STATED PROBLEM: Pick out each line in these entries that contains the string "Mansi".

PROVIDED ENTRIES:
+++

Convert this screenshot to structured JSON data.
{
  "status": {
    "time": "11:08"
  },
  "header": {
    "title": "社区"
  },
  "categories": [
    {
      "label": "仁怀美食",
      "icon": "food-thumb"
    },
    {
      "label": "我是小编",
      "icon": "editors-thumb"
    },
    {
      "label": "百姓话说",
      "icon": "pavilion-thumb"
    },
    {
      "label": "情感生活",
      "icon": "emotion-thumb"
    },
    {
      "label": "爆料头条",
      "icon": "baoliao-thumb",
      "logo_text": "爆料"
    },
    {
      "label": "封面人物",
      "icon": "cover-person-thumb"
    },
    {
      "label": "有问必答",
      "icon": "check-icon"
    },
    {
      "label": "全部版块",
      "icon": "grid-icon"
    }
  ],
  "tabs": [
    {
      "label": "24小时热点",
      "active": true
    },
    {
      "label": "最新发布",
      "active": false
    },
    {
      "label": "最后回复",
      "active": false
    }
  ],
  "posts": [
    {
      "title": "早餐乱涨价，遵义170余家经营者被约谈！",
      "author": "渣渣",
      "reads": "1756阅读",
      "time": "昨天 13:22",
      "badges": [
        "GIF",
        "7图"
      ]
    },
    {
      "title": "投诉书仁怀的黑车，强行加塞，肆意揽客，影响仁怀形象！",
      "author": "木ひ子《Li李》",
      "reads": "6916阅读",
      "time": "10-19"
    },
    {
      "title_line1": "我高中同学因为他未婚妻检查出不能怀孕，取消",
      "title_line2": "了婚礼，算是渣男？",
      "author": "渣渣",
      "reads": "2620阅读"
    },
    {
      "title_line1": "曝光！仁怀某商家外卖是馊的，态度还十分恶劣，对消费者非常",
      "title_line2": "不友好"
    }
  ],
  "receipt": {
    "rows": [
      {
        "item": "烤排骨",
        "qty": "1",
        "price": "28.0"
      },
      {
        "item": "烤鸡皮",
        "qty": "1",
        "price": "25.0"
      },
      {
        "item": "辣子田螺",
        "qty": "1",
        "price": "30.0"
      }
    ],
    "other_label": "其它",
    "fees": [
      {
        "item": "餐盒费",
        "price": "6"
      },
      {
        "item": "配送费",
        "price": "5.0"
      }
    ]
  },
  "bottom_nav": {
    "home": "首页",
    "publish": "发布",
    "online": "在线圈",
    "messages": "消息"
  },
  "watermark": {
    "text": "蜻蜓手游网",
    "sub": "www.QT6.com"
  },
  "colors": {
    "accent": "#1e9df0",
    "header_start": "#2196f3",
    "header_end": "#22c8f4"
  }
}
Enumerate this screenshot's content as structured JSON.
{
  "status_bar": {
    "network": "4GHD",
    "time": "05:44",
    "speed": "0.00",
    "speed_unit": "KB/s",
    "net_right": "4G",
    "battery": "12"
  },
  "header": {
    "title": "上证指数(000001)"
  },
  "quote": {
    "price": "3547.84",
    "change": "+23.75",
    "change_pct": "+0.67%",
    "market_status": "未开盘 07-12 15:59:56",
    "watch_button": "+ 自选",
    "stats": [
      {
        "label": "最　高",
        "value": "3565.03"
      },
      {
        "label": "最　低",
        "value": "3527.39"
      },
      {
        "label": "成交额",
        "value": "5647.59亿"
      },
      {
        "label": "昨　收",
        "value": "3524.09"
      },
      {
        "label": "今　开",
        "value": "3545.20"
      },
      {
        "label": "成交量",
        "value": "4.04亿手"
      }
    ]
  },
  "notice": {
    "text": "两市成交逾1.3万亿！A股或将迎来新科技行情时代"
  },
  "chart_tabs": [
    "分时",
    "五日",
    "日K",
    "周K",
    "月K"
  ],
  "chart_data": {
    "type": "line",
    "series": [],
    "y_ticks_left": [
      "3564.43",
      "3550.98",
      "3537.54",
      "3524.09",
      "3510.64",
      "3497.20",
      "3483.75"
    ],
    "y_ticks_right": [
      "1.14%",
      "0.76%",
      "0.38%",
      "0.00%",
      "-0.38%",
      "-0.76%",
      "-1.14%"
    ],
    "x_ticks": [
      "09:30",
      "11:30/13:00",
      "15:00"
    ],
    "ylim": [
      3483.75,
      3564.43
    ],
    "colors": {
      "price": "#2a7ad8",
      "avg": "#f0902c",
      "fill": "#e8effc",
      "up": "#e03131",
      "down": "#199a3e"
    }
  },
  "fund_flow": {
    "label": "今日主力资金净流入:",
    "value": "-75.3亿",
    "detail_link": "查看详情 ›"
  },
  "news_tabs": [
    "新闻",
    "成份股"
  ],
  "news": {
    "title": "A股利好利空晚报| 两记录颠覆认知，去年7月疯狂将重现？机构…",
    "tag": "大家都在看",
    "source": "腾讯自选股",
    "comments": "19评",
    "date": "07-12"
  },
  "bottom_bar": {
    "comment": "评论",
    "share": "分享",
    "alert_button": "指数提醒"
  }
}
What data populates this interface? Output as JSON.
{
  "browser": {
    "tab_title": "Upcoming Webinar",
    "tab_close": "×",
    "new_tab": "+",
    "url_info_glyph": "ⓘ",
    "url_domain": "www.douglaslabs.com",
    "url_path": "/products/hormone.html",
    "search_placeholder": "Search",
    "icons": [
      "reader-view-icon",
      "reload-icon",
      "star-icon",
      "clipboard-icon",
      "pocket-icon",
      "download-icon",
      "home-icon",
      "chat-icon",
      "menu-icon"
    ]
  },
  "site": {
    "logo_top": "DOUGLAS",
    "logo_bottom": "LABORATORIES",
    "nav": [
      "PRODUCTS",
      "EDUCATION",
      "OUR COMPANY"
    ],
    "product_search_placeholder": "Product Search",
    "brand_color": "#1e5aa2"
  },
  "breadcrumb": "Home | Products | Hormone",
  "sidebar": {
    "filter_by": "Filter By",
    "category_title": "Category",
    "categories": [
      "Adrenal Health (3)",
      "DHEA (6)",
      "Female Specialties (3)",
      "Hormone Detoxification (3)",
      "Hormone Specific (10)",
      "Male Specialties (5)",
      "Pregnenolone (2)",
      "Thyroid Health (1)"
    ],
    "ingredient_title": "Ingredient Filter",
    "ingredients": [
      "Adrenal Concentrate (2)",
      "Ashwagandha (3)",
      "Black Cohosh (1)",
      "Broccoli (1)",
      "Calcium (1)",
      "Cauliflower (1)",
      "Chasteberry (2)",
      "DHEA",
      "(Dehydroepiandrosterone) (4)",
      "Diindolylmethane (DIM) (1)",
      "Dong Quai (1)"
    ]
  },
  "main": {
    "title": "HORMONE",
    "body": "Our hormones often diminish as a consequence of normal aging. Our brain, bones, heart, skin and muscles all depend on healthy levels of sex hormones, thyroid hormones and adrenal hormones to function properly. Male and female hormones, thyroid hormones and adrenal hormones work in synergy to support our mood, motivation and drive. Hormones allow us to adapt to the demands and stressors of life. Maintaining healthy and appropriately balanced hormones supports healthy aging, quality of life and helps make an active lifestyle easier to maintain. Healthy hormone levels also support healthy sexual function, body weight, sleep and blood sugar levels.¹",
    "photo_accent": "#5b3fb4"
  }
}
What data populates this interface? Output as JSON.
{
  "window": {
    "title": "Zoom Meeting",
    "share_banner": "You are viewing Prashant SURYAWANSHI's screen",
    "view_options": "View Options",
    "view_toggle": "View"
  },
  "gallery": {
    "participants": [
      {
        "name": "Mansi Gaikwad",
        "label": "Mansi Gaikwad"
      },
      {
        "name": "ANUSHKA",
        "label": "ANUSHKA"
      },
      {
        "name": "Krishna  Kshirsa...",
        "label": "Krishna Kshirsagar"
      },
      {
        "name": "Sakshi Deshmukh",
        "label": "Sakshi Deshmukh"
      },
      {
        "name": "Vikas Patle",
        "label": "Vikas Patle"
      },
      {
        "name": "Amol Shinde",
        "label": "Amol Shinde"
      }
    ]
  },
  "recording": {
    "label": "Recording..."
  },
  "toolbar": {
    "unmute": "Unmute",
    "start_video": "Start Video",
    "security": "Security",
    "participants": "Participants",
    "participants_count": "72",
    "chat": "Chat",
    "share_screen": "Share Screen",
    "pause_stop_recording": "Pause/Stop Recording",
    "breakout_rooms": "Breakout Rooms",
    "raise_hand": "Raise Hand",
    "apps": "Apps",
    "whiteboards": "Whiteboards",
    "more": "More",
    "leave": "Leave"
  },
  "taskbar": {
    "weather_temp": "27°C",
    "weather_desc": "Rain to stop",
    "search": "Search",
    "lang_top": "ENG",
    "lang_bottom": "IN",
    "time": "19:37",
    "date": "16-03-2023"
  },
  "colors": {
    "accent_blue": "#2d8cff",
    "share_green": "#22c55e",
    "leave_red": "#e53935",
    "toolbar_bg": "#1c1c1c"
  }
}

+++

COMPLETED EXERCISE:
        "name": "Mansi Gaikwad",
        "label": "Mansi Gaikwad"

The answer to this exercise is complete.